Every record below should be printed exactly as given.

- **Entries supplied**
+---+
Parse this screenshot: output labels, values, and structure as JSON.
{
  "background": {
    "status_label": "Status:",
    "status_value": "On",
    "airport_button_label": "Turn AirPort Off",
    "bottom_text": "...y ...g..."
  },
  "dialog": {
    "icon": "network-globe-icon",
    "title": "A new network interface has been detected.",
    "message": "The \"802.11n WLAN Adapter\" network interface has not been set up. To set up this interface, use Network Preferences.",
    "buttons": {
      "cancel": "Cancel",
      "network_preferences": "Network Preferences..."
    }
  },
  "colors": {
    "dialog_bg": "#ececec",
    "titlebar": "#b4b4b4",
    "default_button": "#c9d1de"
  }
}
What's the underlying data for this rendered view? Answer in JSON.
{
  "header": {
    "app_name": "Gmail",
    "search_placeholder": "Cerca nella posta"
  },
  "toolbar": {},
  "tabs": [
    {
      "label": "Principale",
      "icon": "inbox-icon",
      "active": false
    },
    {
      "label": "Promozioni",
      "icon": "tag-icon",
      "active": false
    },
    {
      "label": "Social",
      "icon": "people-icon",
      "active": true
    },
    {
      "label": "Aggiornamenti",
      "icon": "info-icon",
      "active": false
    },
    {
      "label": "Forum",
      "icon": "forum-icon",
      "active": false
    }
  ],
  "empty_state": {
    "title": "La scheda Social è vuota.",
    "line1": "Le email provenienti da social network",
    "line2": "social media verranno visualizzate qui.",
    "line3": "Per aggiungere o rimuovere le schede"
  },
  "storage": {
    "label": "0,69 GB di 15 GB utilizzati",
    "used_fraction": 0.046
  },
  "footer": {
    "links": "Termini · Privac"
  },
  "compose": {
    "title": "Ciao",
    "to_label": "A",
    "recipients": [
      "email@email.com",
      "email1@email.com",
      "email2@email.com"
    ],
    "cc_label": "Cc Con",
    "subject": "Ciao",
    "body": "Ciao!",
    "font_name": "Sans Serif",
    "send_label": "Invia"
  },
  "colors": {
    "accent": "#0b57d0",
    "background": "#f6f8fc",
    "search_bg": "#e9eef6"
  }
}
+---+
- **Task response**
Parse this screenshot: output labels, values, and structure as JSON.
{
  "background": {
    "status_label": "Status:",
    "status_value": "On",
    "airport_button_label": "Turn AirPort Off",
    "bottom_text": "...y ...g..."
  },
  "dialog": {
    "icon": "network-globe-icon",
    "title": "A new network interface has been detected.",
    "message": "The \"802.11n WLAN Adapter\" network interface has not been set up. To set up this interface, use Network Preferences.",
    "buttons": {
      "cancel": "Cancel",
      "network_preferences": "Network Preferences..."
    }
  },
  "colors": {
    "dialog_bg": "#ececec",
    "titlebar": "#b4b4b4",
    "default_button": "#c9d1de"
  }
}
What's the underlying data for this rendered view? Answer in JSON.
{
  "header": {
    "app_name": "Gmail",
    "search_placeholder": "Cerca nella posta"
  },
  "toolbar": {},
  "tabs": [
    {
      "label": "Principale",
      "icon": "inbox-icon",
      "active": false
    },
    {
      "label": "Promozioni",
      "icon": "tag-icon",
      "active": false
    },
    {
      "label": "Social",
      "icon": "people-icon",
      "active": true
    },
    {
      "label": "Aggiornamenti",
      "icon": "info-icon",
      "active": false
    },
    {
      "label": "Forum",
      "icon": "forum-icon",
      "active": false
    }
  ],
  "empty_state": {
    "title": "La scheda Social è vuota.",
    "line1": "Le email provenienti da social network",
    "line2": "social media verranno visualizzate qui.",
    "line3": "Per aggiungere o rimuovere le schede"
  },
  "storage": {
    "label": "0,69 GB di 15 GB utilizzati",
    "used_fraction": 0.046
  },
  "footer": {
    "links": "Termini · Privac"
  },
  "compose": {
    "title": "Ciao",
    "to_label": "A",
    "recipients": [
      "email@email.com",
      "email1@email.com",
      "email2@email.com"
    ],
    "cc_label": "Cc Con",
    "subject": "Ciao",
    "body": "Ciao!",
    "font_name": "Sans Serif",
    "send_label": "Invia"
  },
  "colors": {
    "accent": "#0b57d0",
    "background": "#f6f8fc",
    "search_bg": "#e9eef6"
  }
}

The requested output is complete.